CHALLENGE: Pull out from the material below all lines with "name".

DATA TO USE:
..............................
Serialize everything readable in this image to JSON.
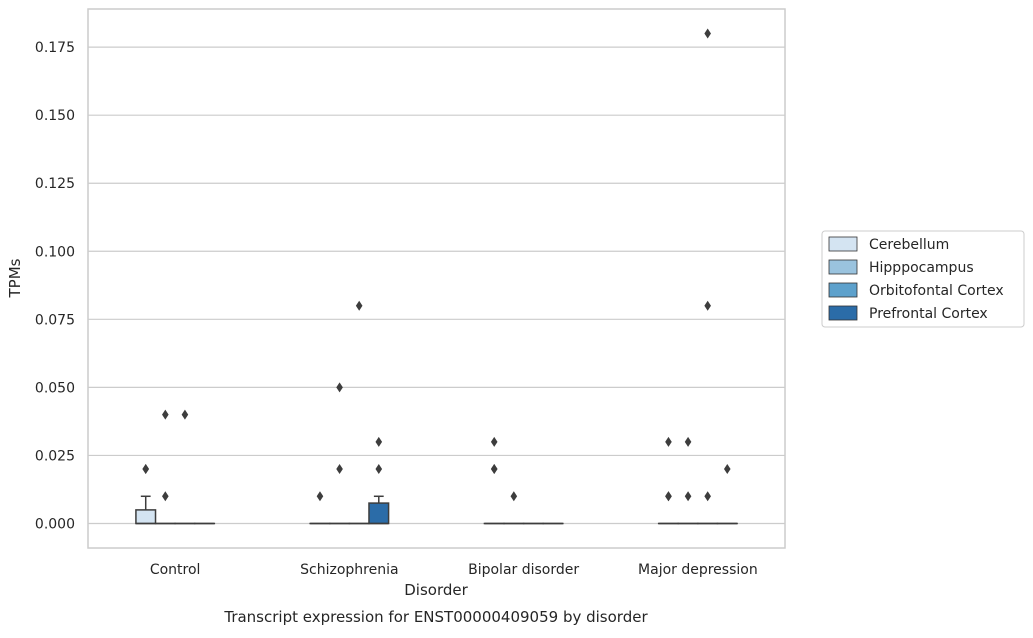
{
  "chart_data": {
    "type": "box",
    "caption": "Transcript expression for ENST00000409059 by disorder",
    "xlabel": "Disorder",
    "ylabel": "TPMs",
    "ylim": [
      -0.009,
      0.189
    ],
    "y_ticks": [
      "0.000",
      "0.025",
      "0.050",
      "0.075",
      "0.100",
      "0.125",
      "0.150",
      "0.175"
    ],
    "y_tick_values": [
      0.0,
      0.025,
      0.05,
      0.075,
      0.1,
      0.125,
      0.15,
      0.175
    ],
    "grid": true,
    "legend_position": "right",
    "categories": [
      "Control",
      "Schizophrenia",
      "Bipolar disorder",
      "Major depression"
    ],
    "series": [
      {
        "name": "Cerebellum",
        "color": "#d4e4f2",
        "boxes": [
          {
            "q1": 0.0,
            "median": 0.0,
            "q3": 0.005,
            "whisker_low": 0.0,
            "whisker_high": 0.01,
            "outliers": [
              0.02,
              0.02
            ]
          },
          {
            "q1": 0.0,
            "median": 0.0,
            "q3": 0.0,
            "whisker_low": 0.0,
            "whisker_high": 0.0,
            "outliers": [
              0.01
            ]
          },
          {
            "q1": 0.0,
            "median": 0.0,
            "q3": 0.0,
            "whisker_low": 0.0,
            "whisker_high": 0.0,
            "outliers": [
              0.03,
              0.02,
              0.02
            ]
          },
          {
            "q1": 0.0,
            "median": 0.0,
            "q3": 0.0,
            "whisker_low": 0.0,
            "whisker_high": 0.0,
            "outliers": [
              0.03,
              0.01,
              0.01
            ]
          }
        ]
      },
      {
        "name": "Hipppocampus",
        "color": "#9ac3de",
        "boxes": [
          {
            "q1": 0.0,
            "median": 0.0,
            "q3": 0.0,
            "whisker_low": 0.0,
            "whisker_high": 0.0,
            "outliers": [
              0.04,
              0.01
            ]
          },
          {
            "q1": 0.0,
            "median": 0.0,
            "q3": 0.0,
            "whisker_low": 0.0,
            "whisker_high": 0.0,
            "outliers": [
              0.05,
              0.02
            ]
          },
          {
            "q1": 0.0,
            "median": 0.0,
            "q3": 0.0,
            "whisker_low": 0.0,
            "whisker_high": 0.0,
            "outliers": [
              0.01
            ]
          },
          {
            "q1": 0.0,
            "median": 0.0,
            "q3": 0.0,
            "whisker_low": 0.0,
            "whisker_high": 0.0,
            "outliers": [
              0.03,
              0.01
            ]
          }
        ]
      },
      {
        "name": "Orbitofontal Cortex",
        "color": "#5da1cc",
        "boxes": [
          {
            "q1": 0.0,
            "median": 0.0,
            "q3": 0.0,
            "whisker_low": 0.0,
            "whisker_high": 0.0,
            "outliers": [
              0.04
            ]
          },
          {
            "q1": 0.0,
            "median": 0.0,
            "q3": 0.0,
            "whisker_low": 0.0,
            "whisker_high": 0.0,
            "outliers": [
              0.08
            ]
          },
          {
            "q1": 0.0,
            "median": 0.0,
            "q3": 0.0,
            "whisker_low": 0.0,
            "whisker_high": 0.0,
            "outliers": []
          },
          {
            "q1": 0.0,
            "median": 0.0,
            "q3": 0.0,
            "whisker_low": 0.0,
            "whisker_high": 0.0,
            "outliers": [
              0.18,
              0.08,
              0.01
            ]
          }
        ]
      },
      {
        "name": "Prefrontal Cortex",
        "color": "#2b6ca8",
        "boxes": [
          {
            "q1": 0.0,
            "median": 0.0,
            "q3": 0.0,
            "whisker_low": 0.0,
            "whisker_high": 0.0,
            "outliers": []
          },
          {
            "q1": 0.0,
            "median": 0.0,
            "q3": 0.0075,
            "whisker_low": 0.0,
            "whisker_high": 0.01,
            "outliers": [
              0.03,
              0.02
            ]
          },
          {
            "q1": 0.0,
            "median": 0.0,
            "q3": 0.0,
            "whisker_low": 0.0,
            "whisker_high": 0.0,
            "outliers": []
          },
          {
            "q1": 0.0,
            "median": 0.0,
            "q3": 0.0,
            "whisker_low": 0.0,
            "whisker_high": 0.0,
            "outliers": [
              0.02
            ]
          }
        ]
      }
    ]
  }
}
..............................
CORRECT RESULT:
        "name": "Cerebellum",
        "name": "Hipppocampus",
        "name": "Orbitofontal Cortex",
        "name": "Prefrontal Cortex",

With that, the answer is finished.